Objective>
From the entries below, work out the number of lines that hold the word "JSON", and give that number alone.

Information provided>
§
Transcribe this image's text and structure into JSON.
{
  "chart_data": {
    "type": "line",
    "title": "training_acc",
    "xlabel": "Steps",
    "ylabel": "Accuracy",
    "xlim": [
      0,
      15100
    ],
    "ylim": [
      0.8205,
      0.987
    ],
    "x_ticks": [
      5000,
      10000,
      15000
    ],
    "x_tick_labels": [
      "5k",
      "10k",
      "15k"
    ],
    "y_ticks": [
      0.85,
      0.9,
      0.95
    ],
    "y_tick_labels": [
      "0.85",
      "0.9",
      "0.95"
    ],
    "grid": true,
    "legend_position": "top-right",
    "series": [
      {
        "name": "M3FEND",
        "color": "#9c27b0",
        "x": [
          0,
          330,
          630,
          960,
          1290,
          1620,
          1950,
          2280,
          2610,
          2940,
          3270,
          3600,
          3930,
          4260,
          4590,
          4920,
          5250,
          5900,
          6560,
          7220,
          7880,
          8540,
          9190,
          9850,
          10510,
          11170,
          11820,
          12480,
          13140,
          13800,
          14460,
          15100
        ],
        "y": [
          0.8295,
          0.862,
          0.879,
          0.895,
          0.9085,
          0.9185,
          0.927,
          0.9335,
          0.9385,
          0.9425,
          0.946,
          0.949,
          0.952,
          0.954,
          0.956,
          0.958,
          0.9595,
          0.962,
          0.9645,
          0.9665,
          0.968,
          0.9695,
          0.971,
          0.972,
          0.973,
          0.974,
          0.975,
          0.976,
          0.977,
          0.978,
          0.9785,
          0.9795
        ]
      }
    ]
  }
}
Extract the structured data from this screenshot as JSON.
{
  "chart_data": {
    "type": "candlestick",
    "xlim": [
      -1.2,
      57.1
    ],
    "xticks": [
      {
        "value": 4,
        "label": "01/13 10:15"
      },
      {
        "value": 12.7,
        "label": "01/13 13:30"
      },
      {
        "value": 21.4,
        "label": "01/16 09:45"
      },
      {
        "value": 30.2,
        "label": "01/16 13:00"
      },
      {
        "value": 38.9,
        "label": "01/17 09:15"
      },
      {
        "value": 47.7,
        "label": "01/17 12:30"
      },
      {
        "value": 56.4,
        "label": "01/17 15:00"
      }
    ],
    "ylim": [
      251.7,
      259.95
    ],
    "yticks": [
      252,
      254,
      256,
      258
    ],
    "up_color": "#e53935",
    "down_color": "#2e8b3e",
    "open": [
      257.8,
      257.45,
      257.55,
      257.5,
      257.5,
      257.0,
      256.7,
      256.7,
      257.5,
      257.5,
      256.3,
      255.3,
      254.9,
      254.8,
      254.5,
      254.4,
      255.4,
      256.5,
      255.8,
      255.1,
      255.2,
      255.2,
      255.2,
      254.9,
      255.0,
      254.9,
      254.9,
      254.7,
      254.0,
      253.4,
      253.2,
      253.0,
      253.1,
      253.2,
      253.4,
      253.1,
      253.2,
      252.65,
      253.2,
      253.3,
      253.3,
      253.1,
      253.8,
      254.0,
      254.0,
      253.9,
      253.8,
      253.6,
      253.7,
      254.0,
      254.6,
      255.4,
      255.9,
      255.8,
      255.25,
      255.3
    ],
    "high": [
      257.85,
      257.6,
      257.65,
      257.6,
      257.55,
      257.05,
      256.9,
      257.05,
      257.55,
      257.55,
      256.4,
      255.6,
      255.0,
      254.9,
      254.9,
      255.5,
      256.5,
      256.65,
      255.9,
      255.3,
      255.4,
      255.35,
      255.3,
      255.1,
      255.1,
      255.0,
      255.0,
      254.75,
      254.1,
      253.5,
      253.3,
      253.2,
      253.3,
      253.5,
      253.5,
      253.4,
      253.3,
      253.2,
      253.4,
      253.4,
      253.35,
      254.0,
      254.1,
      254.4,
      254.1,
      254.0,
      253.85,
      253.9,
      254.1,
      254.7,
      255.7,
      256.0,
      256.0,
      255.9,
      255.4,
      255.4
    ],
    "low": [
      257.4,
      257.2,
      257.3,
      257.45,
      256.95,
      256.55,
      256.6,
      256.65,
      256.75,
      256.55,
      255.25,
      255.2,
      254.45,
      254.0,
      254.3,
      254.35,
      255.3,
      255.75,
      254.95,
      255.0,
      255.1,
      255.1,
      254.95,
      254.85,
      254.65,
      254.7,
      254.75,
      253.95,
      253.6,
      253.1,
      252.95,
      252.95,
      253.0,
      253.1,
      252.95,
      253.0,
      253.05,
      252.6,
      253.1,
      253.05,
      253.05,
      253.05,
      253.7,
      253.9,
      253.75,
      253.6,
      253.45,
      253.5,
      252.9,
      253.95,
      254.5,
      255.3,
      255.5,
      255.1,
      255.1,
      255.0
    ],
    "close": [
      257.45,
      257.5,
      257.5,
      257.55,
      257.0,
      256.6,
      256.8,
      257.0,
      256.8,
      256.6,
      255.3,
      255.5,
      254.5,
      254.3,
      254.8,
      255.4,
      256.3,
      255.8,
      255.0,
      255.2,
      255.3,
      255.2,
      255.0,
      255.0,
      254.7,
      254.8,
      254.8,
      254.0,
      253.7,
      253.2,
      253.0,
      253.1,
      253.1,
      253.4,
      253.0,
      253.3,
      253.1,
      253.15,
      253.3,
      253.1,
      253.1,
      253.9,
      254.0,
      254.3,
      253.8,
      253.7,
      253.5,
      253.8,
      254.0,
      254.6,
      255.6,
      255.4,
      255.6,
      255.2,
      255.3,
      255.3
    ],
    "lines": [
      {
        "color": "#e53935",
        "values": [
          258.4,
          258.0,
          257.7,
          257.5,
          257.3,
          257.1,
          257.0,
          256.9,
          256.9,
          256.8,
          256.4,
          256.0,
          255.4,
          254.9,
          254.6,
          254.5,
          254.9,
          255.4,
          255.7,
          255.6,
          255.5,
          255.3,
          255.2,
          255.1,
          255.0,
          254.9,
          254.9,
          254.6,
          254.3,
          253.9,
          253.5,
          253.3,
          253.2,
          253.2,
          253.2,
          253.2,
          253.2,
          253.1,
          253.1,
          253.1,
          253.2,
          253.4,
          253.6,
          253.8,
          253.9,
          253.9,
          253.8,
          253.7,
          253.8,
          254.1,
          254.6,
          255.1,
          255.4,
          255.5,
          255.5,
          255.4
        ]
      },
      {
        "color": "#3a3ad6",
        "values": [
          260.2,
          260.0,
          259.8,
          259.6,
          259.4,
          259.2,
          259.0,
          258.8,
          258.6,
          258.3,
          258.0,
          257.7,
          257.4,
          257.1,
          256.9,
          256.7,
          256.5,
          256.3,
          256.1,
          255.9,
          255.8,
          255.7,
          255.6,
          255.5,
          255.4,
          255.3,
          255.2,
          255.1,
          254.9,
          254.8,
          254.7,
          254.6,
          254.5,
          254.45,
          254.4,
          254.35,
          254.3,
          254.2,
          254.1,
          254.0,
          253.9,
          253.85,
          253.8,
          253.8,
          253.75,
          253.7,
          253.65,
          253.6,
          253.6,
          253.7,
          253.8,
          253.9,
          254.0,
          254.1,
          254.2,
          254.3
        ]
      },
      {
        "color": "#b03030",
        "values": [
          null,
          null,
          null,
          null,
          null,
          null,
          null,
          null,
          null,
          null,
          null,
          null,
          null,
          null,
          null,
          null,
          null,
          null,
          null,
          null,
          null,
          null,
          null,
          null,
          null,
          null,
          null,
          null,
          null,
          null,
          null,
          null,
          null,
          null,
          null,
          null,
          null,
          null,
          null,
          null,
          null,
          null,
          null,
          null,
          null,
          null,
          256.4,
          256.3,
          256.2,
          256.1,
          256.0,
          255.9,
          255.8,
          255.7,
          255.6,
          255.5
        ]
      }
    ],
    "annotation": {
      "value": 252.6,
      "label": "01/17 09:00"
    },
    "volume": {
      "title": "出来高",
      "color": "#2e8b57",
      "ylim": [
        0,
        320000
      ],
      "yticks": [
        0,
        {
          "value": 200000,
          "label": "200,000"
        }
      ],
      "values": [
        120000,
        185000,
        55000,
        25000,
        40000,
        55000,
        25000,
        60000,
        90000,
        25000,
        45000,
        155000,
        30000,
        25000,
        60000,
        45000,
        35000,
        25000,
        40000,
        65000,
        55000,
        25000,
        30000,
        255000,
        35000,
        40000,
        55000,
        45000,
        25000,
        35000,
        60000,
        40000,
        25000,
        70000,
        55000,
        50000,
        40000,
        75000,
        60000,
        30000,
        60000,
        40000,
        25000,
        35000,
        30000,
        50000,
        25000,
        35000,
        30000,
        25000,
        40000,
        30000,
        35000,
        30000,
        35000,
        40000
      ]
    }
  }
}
§
Complete answer>
2